▶ [Challenge] Would you extract the whole listing below and retype it exactly?

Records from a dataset
* Start *
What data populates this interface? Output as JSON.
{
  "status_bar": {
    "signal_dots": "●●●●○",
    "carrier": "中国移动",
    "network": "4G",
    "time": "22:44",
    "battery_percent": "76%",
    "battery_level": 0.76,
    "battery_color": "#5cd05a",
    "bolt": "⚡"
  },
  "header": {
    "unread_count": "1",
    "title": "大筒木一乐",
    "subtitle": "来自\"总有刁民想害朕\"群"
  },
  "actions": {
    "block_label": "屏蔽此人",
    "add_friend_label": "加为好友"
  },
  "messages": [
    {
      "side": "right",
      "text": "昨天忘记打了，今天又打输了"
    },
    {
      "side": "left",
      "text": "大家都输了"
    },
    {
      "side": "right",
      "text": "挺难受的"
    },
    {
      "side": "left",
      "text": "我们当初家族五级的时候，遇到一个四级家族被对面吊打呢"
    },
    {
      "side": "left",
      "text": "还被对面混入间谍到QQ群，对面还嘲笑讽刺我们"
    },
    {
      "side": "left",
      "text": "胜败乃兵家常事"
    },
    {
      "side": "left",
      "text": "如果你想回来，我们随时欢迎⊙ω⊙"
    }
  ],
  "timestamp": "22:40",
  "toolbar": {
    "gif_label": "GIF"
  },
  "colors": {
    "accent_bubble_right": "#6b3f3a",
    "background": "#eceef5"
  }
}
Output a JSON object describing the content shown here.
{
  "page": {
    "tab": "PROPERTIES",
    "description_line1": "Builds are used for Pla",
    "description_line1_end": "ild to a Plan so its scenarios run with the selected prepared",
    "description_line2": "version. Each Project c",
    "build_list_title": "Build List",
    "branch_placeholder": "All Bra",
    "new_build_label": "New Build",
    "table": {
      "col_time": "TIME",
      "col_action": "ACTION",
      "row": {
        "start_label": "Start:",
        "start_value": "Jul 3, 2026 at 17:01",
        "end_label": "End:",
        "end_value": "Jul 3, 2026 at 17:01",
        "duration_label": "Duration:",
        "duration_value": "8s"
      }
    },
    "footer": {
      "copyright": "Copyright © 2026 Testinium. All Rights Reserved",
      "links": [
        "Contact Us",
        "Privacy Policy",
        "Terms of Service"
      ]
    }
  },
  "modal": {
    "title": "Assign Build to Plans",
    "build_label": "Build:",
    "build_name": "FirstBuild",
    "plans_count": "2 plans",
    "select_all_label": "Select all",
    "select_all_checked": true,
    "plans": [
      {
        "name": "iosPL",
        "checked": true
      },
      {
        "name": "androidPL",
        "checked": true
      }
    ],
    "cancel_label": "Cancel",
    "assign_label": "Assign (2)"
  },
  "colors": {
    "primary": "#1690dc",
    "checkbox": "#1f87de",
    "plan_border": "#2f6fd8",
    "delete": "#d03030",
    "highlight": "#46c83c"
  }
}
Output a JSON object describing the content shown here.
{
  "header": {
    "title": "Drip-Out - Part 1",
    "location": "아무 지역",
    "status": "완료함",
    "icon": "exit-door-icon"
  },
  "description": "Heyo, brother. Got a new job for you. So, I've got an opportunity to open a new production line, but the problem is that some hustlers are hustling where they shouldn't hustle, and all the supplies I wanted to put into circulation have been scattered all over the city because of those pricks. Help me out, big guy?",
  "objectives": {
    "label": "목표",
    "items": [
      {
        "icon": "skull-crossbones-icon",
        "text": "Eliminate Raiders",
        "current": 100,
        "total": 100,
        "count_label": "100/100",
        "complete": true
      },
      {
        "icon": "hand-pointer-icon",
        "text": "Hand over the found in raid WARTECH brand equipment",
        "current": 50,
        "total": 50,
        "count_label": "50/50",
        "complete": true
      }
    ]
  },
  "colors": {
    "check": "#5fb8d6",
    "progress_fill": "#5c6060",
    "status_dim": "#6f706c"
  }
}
* End *
▶ [Result for this exercise]
What data populates this interface? Output as JSON.
{
  "status_bar": {
    "signal_dots": "●●●●○",
    "carrier": "中国移动",
    "network": "4G",
    "time": "22:44",
    "battery_percent": "76%",
    "battery_level": 0.76,
    "battery_color": "#5cd05a",
    "bolt": "⚡"
  },
  "header": {
    "unread_count": "1",
    "title": "大筒木一乐",
    "subtitle": "来自\"总有刁民想害朕\"群"
  },
  "actions": {
    "block_label": "屏蔽此人",
    "add_friend_label": "加为好友"
  },
  "messages": [
    {
      "side": "right",
      "text": "昨天忘记打了，今天又打输了"
    },
    {
      "side": "left",
      "text": "大家都输了"
    },
    {
      "side": "right",
      "text": "挺难受的"
    },
    {
      "side": "left",
      "text": "我们当初家族五级的时候，遇到一个四级家族被对面吊打呢"
    },
    {
      "side": "left",
      "text": "还被对面混入间谍到QQ群，对面还嘲笑讽刺我们"
    },
    {
      "side": "left",
      "text": "胜败乃兵家常事"
    },
    {
      "side": "left",
      "text": "如果你想回来，我们随时欢迎⊙ω⊙"
    }
  ],
  "timestamp": "22:40",
  "toolbar": {
    "gif_label": "GIF"
  },
  "colors": {
    "accent_bubble_right": "#6b3f3a",
    "background": "#eceef5"
  }
}
Output a JSON object describing the content shown here.
{
  "page": {
    "tab": "PROPERTIES",
    "description_line1": "Builds are used for Pla",
    "description_line1_end": "ild to a Plan so its scenarios run with the selected prepared",
    "description_line2": "version. Each Project c",
    "build_list_title": "Build List",
    "branch_placeholder": "All Bra",
    "new_build_label": "New Build",
    "table": {
      "col_time": "TIME",
      "col_action": "ACTION",
      "row": {
        "start_label": "Start:",
        "start_value": "Jul 3, 2026 at 17:01",
        "end_label": "End:",
        "end_value": "Jul 3, 2026 at 17:01",
        "duration_label": "Duration:",
        "duration_value": "8s"
      }
    },
    "footer": {
      "copyright": "Copyright © 2026 Testinium. All Rights Reserved",
      "links": [
        "Contact Us",
        "Privacy Policy",
        "Terms of Service"
      ]
    }
  },
  "modal": {
    "title": "Assign Build to Plans",
    "build_label": "Build:",
    "build_name": "FirstBuild",
    "plans_count": "2 plans",
    "select_all_label": "Select all",
    "select_all_checked": true,
    "plans": [
      {
        "name": "iosPL",
        "checked": true
      },
      {
        "name": "androidPL",
        "checked": true
      }
    ],
    "cancel_label": "Cancel",
    "assign_label": "Assign (2)"
  },
  "colors": {
    "primary": "#1690dc",
    "checkbox": "#1f87de",
    "plan_border": "#2f6fd8",
    "delete": "#d03030",
    "highlight": "#46c83c"
  }
}
Output a JSON object describing the content shown here.
{
  "header": {
    "title": "Drip-Out - Part 1",
    "location": "아무 지역",
    "status": "완료함",
    "icon": "exit-door-icon"
  },
  "description": "Heyo, brother. Got a new job for you. So, I've got an opportunity to open a new production line, but the problem is that some hustlers are hustling where they shouldn't hustle, and all the supplies I wanted to put into circulation have been scattered all over the city because of those pricks. Help me out, big guy?",
  "objectives": {
    "label": "목표",
    "items": [
      {
        "icon": "skull-crossbones-icon",
        "text": "Eliminate Raiders",
        "current": 100,
        "total": 100,
        "count_label": "100/100",
        "complete": true
      },
      {
        "icon": "hand-pointer-icon",
        "text": "Hand over the found in raid WARTECH brand equipment",
        "current": 50,
        "total": 50,
        "count_label": "50/50",
        "complete": true
      }
    ]
  },
  "colors": {
    "check": "#5fb8d6",
    "progress_fill": "#5c6060",
    "status_dim": "#6f706c"
  }
}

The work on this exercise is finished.